Items listed in a dataset:
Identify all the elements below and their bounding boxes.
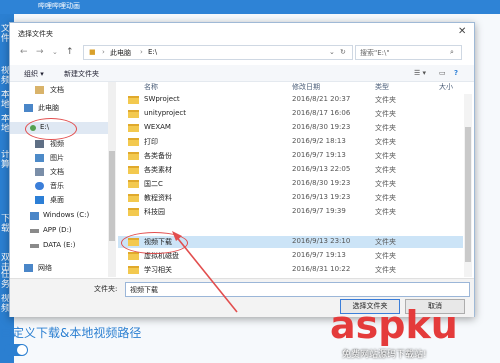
watermark: aspku 免费网站源码下载站! [330, 305, 500, 363]
arrow-head [172, 231, 182, 241]
watermark-tagline: 免费网站源码下载站! [342, 350, 427, 360]
arrow-shaft [174, 234, 238, 313]
watermark-logo: aspku [330, 303, 458, 347]
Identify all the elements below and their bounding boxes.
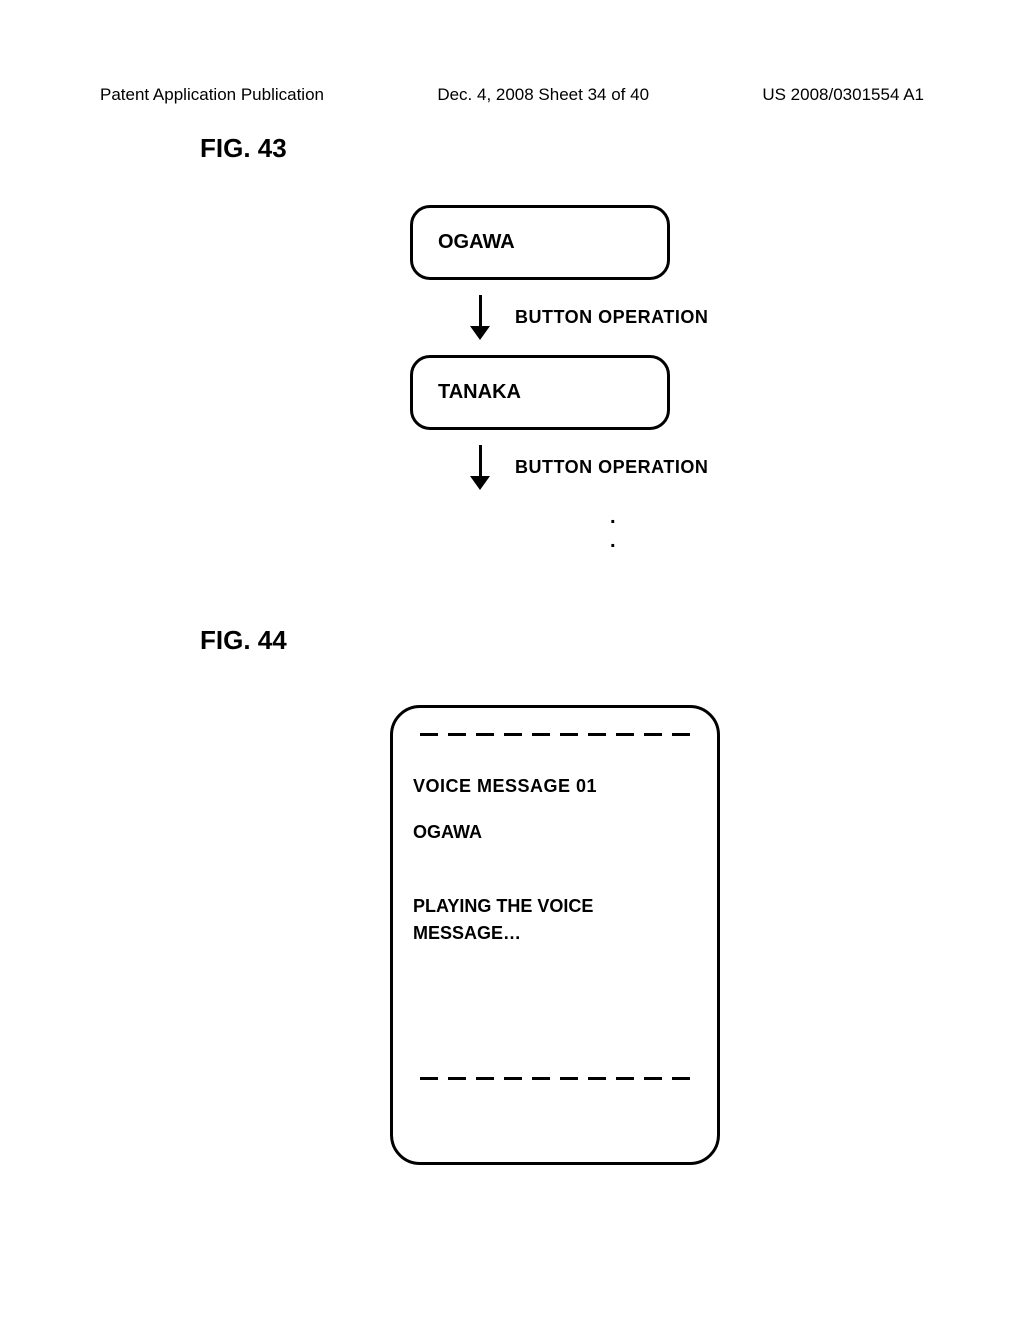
header-publication: Patent Application Publication [100,85,324,105]
name-box-ogawa: OGAWA [410,205,670,280]
dashed-divider-top [413,733,697,736]
button-operation-label: BUTTON OPERATION [515,307,708,328]
header-date-sheet: Dec. 4, 2008 Sheet 34 of 40 [437,85,649,105]
down-arrow-icon [470,295,490,340]
figure-44-label: FIG. 44 [200,625,287,656]
figure-43-label: FIG. 43 [200,133,287,164]
voice-message-title: VOICE MESSAGE 01 [413,776,697,797]
arrow-section-2: BUTTON OPERATION [470,445,708,490]
header-patent-number: US 2008/0301554 A1 [762,85,924,105]
figure-44-diagram: VOICE MESSAGE 01 OGAWA PLAYING THE VOICE… [390,705,720,1165]
button-operation-label: BUTTON OPERATION [515,457,708,478]
phone-screen: VOICE MESSAGE 01 OGAWA PLAYING THE VOICE… [390,705,720,1165]
name-box-tanaka: TANAKA [410,355,670,430]
vertical-dots-icon: .. [610,505,708,553]
name-box-text: TANAKA [438,381,521,404]
voice-message-sender: OGAWA [413,822,697,843]
page-header: Patent Application Publication Dec. 4, 2… [0,85,1024,105]
figure-43-diagram: OGAWA BUTTON OPERATION TANAKA BUTTON OPE… [410,205,708,553]
voice-message-status: PLAYING THE VOICE MESSAGE… [413,893,697,947]
dashed-divider-bottom [413,1077,697,1080]
name-box-text: OGAWA [438,231,515,254]
arrow-section-1: BUTTON OPERATION [470,295,708,340]
down-arrow-icon [470,445,490,490]
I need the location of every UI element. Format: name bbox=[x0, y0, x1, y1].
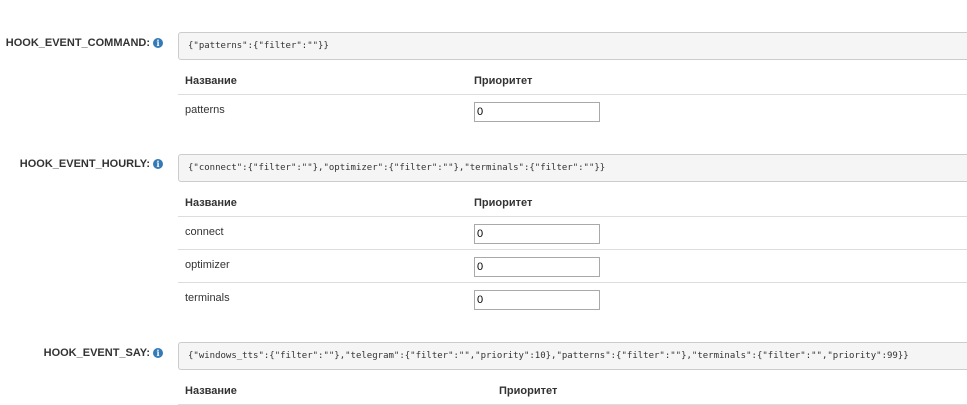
priority-input[interactable] bbox=[474, 224, 600, 244]
column-header-name: Название bbox=[185, 75, 237, 87]
column-header-name: Название bbox=[185, 385, 237, 397]
info-icon[interactable]: i bbox=[153, 348, 163, 358]
table-header: Название Приоритет bbox=[178, 189, 967, 217]
column-header-priority: Приоритет bbox=[474, 75, 533, 87]
hook-event-say-json: {"windows_tts":{"filter":""},"telegram":… bbox=[178, 342, 967, 370]
info-icon[interactable]: i bbox=[153, 159, 163, 169]
column-header-name: Название bbox=[185, 197, 237, 209]
info-icon[interactable]: i bbox=[153, 38, 163, 48]
table-row: patterns bbox=[178, 95, 967, 128]
table-header: Название Приоритет bbox=[178, 67, 967, 95]
row-name: patterns bbox=[185, 104, 225, 116]
hook-event-command-label-text: HOOK_EVENT_COMMAND: bbox=[5, 37, 150, 49]
column-header-priority: Приоритет bbox=[474, 197, 533, 209]
hook-event-hourly-label: HOOK_EVENT_HOURLY: i bbox=[20, 158, 163, 170]
row-name: connect bbox=[185, 226, 224, 238]
hook-event-hourly-json: {"connect":{"filter":""},"optimizer":{"f… bbox=[178, 154, 967, 182]
hook-event-hourly-label-text: HOOK_EVENT_HOURLY: bbox=[19, 158, 150, 170]
table-row: connect bbox=[178, 217, 967, 250]
table-header: Название Приоритет bbox=[178, 377, 967, 405]
table-row: terminals bbox=[178, 283, 967, 316]
hook-event-say-label-text: HOOK_EVENT_SAY: bbox=[43, 347, 150, 359]
table-row: optimizer bbox=[178, 250, 967, 283]
priority-input[interactable] bbox=[474, 290, 600, 310]
priority-input[interactable] bbox=[474, 102, 600, 122]
priority-input[interactable] bbox=[474, 257, 600, 277]
row-name: optimizer bbox=[185, 259, 230, 271]
hook-event-say-label: HOOK_EVENT_SAY: i bbox=[44, 347, 163, 359]
row-name: terminals bbox=[185, 292, 230, 304]
column-header-priority: Приоритет bbox=[499, 385, 558, 397]
hook-event-command-json: {"patterns":{"filter":""}} bbox=[178, 32, 967, 60]
hook-event-command-label: HOOK_EVENT_COMMAND: i bbox=[6, 37, 163, 49]
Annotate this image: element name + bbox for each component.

[WHAT YOU SHOULD DO]
Switch "priority-input" to "priority-field" throughout all of the items above and write them out again with nothing else changed. Omit the pictures from your answer.

[FULL RESPONSE]
Identify all the elements below and their bounding boxes.
watermark: aspku 免费网站源码下载站! [330, 305, 500, 363]
arrow-head [172, 231, 182, 241]
watermark-tagline: 免费网站源码下载站! [342, 350, 427, 360]
arrow-shaft [174, 234, 238, 313]
watermark-logo: aspku [330, 303, 458, 347]
Identify all the elements below and their bounding boxes.
header-publication: Patent Application Publication [100,85,324,105]
name-box-ogawa: OGAWA [410,205,670,280]
dashed-divider-top [413,733,697,736]
button-operation-label: BUTTON OPERATION [515,307,708,328]
header-date-sheet: Dec. 4, 2008 Sheet 34 of 40 [437,85,649,105]
down-arrow-icon [470,295,490,340]
figure-44-label: FIG. 44 [200,625,287,656]
figure-43-label: FIG. 43 [200,133,287,164]
voice-message-title: VOICE MESSAGE 01 [413,776,697,797]
arrow-section-2: BUTTON OPERATION [470,445,708,490]
header-patent-number: US 2008/0301554 A1 [762,85,924,105]
figure-44-diagram: VOICE MESSAGE 01 OGAWA PLAYING THE VOICE… [390,705,720,1165]
button-operation-label: BUTTON OPERATION [515,457,708,478]
phone-screen: VOICE MESSAGE 01 OGAWA PLAYING THE VOICE… [390,705,720,1165]
name-box-tanaka: TANAKA [410,355,670,430]
vertical-dots-icon: .. [610,505,708,553]
name-box-text: TANAKA [438,381,521,404]
voice-message-sender: OGAWA [413,822,697,843]
page-header: Patent Application Publication Dec. 4, 2… [0,85,1024,105]
figure-43-diagram: OGAWA BUTTON OPERATION TANAKA BUTTON OPE… [410,205,708,553]
voice-message-status: PLAYING THE VOICE MESSAGE… [413,893,697,947]
dashed-divider-bottom [413,1077,697,1080]
name-box-text: OGAWA [438,231,515,254]
arrow-section-1: BUTTON OPERATION [470,295,708,340]
down-arrow-icon [470,445,490,490]
I need the location of every UI element. Format: name bbox=[x0, y0, x1, y1].
priority-field[interactable] bbox=[474, 224, 600, 244]
column-header-name: Название bbox=[185, 75, 237, 87]
column-header-name: Название bbox=[185, 385, 237, 397]
info-icon[interactable]: i bbox=[153, 348, 163, 358]
table-header: Название Приоритет bbox=[178, 189, 967, 217]
column-header-priority: Приоритет bbox=[474, 75, 533, 87]
hook-event-say-json: {"windows_tts":{"filter":""},"telegram":… bbox=[178, 342, 967, 370]
info-icon[interactable]: i bbox=[153, 159, 163, 169]
column-header-name: Название bbox=[185, 197, 237, 209]
info-icon[interactable]: i bbox=[153, 38, 163, 48]
table-row: patterns bbox=[178, 95, 967, 128]
table-header: Название Приоритет bbox=[178, 67, 967, 95]
row-name: patterns bbox=[185, 104, 225, 116]
hook-event-command-label-text: HOOK_EVENT_COMMAND: bbox=[5, 37, 150, 49]
column-header-priority: Приоритет bbox=[474, 197, 533, 209]
hook-event-hourly-label: HOOK_EVENT_HOURLY: i bbox=[20, 158, 163, 170]
row-name: connect bbox=[185, 226, 224, 238]
hook-event-hourly-json: {"connect":{"filter":""},"optimizer":{"f… bbox=[178, 154, 967, 182]
hook-event-hourly-label-text: HOOK_EVENT_HOURLY: bbox=[19, 158, 150, 170]
table-row: connect bbox=[178, 217, 967, 250]
table-header: Название Приоритет bbox=[178, 377, 967, 405]
table-row: terminals bbox=[178, 283, 967, 316]
hook-event-say-label-text: HOOK_EVENT_SAY: bbox=[43, 347, 150, 359]
table-row: optimizer bbox=[178, 250, 967, 283]
priority-field[interactable] bbox=[474, 290, 600, 310]
priority-field[interactable] bbox=[474, 102, 600, 122]
priority-field[interactable] bbox=[474, 257, 600, 277]
row-name: optimizer bbox=[185, 259, 230, 271]
hook-event-say-label: HOOK_EVENT_SAY: i bbox=[44, 347, 163, 359]
row-name: terminals bbox=[185, 292, 230, 304]
column-header-priority: Приоритет bbox=[499, 385, 558, 397]
hook-event-command-json: {"patterns":{"filter":""}} bbox=[178, 32, 967, 60]
hook-event-command-label: HOOK_EVENT_COMMAND: i bbox=[6, 37, 163, 49]
Annotate this image: element name + bbox for each component.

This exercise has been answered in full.